Select all lines holding the word "true" from the entries that follow.
═════ INPUT ═════
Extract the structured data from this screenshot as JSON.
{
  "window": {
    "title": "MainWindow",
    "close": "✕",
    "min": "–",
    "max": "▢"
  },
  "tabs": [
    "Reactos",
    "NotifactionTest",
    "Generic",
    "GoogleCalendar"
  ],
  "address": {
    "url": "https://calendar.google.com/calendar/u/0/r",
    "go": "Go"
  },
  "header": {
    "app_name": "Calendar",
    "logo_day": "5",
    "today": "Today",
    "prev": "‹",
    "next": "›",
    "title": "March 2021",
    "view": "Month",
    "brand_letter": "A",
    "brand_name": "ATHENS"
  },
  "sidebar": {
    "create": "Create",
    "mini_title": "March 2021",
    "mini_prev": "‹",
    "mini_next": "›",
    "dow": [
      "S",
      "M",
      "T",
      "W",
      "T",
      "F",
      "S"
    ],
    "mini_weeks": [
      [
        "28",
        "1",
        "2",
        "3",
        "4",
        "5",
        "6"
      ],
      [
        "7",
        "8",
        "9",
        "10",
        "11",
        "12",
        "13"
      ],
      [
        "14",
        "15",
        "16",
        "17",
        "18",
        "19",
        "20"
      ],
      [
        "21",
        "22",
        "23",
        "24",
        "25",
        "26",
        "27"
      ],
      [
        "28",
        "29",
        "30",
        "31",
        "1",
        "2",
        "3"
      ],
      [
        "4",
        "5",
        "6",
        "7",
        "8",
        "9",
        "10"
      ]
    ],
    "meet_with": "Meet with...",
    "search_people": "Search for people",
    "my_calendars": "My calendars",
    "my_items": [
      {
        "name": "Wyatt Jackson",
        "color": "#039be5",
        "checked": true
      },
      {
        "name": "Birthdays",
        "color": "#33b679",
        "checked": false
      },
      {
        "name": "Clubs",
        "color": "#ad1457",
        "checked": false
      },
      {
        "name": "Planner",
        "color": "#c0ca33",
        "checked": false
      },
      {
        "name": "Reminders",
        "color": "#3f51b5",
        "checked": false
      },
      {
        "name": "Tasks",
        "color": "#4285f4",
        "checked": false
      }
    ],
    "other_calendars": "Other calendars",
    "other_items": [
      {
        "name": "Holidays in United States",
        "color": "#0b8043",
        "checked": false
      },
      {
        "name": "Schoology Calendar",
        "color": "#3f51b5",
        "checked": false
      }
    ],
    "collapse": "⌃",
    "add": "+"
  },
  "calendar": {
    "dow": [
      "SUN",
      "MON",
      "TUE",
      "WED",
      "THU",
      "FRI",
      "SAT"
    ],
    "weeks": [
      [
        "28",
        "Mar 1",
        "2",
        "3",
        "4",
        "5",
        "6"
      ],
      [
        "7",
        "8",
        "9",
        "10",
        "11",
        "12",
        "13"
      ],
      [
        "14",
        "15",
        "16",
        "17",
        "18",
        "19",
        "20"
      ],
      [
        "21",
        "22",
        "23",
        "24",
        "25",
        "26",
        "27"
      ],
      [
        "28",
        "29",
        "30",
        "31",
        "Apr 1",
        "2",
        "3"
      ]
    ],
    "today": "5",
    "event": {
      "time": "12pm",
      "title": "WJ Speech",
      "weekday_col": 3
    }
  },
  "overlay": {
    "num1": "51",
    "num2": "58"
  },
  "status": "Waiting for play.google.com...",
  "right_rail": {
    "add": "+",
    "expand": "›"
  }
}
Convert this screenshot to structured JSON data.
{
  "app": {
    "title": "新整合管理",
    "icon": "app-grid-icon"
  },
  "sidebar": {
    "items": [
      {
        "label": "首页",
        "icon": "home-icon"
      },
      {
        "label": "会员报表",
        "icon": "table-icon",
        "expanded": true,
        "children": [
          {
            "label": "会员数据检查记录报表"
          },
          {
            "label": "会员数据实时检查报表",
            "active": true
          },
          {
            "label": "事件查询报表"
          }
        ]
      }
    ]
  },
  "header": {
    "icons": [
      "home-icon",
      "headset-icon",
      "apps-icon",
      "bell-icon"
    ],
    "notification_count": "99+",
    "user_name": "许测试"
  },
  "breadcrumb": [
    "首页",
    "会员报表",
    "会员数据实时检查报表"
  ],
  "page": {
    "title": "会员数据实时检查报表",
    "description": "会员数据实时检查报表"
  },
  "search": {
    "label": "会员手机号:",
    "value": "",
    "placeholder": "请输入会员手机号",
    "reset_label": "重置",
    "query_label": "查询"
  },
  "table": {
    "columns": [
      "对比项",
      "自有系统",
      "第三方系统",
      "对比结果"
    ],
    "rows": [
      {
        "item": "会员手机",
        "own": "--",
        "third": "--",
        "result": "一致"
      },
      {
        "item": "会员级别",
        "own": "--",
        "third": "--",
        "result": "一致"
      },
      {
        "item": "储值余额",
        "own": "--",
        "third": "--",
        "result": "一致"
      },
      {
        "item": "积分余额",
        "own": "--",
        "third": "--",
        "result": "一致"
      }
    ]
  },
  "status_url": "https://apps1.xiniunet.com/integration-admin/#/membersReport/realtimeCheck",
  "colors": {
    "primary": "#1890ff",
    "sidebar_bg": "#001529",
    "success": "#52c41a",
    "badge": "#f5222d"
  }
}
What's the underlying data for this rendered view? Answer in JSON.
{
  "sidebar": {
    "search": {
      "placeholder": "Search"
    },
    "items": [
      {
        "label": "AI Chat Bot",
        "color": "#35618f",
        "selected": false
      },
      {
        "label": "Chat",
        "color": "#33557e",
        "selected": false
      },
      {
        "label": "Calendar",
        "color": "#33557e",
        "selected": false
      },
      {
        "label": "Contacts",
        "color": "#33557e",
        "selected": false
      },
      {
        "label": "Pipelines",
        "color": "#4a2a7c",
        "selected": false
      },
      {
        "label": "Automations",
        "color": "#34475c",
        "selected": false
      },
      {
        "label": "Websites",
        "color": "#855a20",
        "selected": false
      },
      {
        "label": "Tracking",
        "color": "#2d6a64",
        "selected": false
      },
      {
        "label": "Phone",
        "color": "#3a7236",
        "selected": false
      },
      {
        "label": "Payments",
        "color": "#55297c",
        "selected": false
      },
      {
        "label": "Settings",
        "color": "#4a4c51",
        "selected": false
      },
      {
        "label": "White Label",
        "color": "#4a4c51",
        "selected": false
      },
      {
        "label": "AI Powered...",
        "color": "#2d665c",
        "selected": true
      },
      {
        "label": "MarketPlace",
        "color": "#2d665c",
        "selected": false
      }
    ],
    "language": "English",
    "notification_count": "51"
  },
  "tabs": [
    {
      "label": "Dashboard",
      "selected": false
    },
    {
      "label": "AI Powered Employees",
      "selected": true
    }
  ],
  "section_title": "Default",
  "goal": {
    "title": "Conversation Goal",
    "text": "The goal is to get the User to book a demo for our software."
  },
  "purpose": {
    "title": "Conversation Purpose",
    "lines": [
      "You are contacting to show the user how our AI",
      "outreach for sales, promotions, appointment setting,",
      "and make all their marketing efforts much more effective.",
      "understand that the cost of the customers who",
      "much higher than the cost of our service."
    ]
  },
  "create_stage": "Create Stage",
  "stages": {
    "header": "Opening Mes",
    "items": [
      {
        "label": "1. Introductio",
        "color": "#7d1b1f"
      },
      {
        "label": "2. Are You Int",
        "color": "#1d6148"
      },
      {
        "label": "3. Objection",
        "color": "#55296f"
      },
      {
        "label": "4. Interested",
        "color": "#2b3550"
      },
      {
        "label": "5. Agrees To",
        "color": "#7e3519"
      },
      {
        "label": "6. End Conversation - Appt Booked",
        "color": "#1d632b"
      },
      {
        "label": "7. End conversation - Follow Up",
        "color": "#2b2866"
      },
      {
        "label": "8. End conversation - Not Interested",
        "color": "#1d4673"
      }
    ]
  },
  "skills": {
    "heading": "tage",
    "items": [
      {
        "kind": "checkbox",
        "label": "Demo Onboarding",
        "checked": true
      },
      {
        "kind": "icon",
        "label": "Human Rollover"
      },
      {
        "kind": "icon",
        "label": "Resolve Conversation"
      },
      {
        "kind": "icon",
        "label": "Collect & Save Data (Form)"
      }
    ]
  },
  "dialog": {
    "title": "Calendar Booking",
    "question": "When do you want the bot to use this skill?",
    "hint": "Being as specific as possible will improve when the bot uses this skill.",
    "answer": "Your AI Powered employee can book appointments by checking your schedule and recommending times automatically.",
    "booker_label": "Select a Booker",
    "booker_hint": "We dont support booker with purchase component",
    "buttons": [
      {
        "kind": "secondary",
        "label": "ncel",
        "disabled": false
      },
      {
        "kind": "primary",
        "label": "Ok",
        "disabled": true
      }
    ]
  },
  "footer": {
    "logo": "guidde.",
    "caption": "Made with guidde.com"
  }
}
═════
**TASK RESPONSE**:
        "checked": true
        "expanded": true,
            "active": true
        "selected": true
      "selected": true
        "checked": true
        "disabled": true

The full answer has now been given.